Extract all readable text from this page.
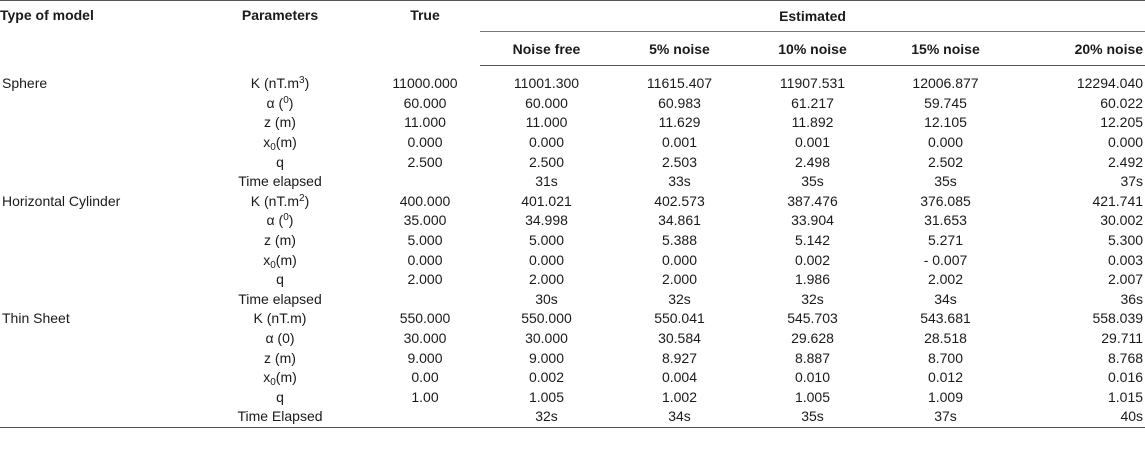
Type of model	Parameters	True	Estimated				
			Noise free	5% noise	10% noise	15% noise	20% noise
Sphere	K $(nT.m^3)$	11000.000	11001.300	11615.407	11907.531	12006.877	12294.040
	α ($^0$)	60.000	60.000	60.983	61.217	59.745	60.022
	z (m)	11.000	11.000	11.629	11.892	12.105	12.205
	$x_0(m)$	0.000	0.000	0.001	0.001	0.000	0.000
	q	2.500	2.500	2.503	2.498	2.502	2.492
	Time elapsed		31s	33s	35s	35s	37s
Horizontal Cylinder	K $(nT.m^2)$	400.000	401.021	402.573	387.476	376.085	421.741
	α ($^0$)	35.000	34.998	34.861	33.904	31.653	30.002
	z (m)	5.000	5.000	5.388	5.142	5.271	5.300
	$x_0(m)$	0.000	0.000	0.000	0.002	- 0.007	0.003
	q	2.000	2.000	2.000	1.986	2.002	2.007
	Time elapsed		30s	32s	32s	34s	36s
Thin Sheet	K (nT.m)	550.000	550.000	550.041	545.703	543.681	558.039
	α (0)	30.000	30.000	30.584	29.628	28.518	29.711
	z (m)	9.000	9.000	8.927	8.887	8.700	8.768
	$x_0(m)$	0.00	0.002	0.004	0.010	0.012	0.016
	q	1.00	1.005	1.002	1.005	1.009	1.015
	Time Elapsed		32s	34s	35s	37s	40s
- - - -
§ Stated task:
Return each line exactly as written. Any picture gets left out.

§ Solution to the exercise:
Extract all readable text from this page.
Type of model	Parameters	True	Estimated				
			Noise free	5% noise	10% noise	15% noise	20% noise
Sphere	K $(nT.m^3)$	11000.000	11001.300	11615.407	11907.531	12006.877	12294.040
	α ($^0$)	60.000	60.000	60.983	61.217	59.745	60.022
	z (m)	11.000	11.000	11.629	11.892	12.105	12.205
	$x_0(m)$	0.000	0.000	0.001	0.001	0.000	0.000
	q	2.500	2.500	2.503	2.498	2.502	2.492
	Time elapsed		31s	33s	35s	35s	37s
Horizontal Cylinder	K $(nT.m^2)$	400.000	401.021	402.573	387.476	376.085	421.741
	α ($^0$)	35.000	34.998	34.861	33.904	31.653	30.002
	z (m)	5.000	5.000	5.388	5.142	5.271	5.300
	$x_0(m)$	0.000	0.000	0.000	0.002	- 0.007	0.003
	q	2.000	2.000	2.000	1.986	2.002	2.007
	Time elapsed		30s	32s	32s	34s	36s
Thin Sheet	K (nT.m)	550.000	550.000	550.041	545.703	543.681	558.039
	α (0)	30.000	30.000	30.584	29.628	28.518	29.711
	z (m)	9.000	9.000	8.927	8.887	8.700	8.768
	$x_0(m)$	0.00	0.002	0.004	0.010	0.012	0.016
	q	1.00	1.005	1.002	1.005	1.009	1.015
	Time Elapsed		32s	34s	35s	37s	40s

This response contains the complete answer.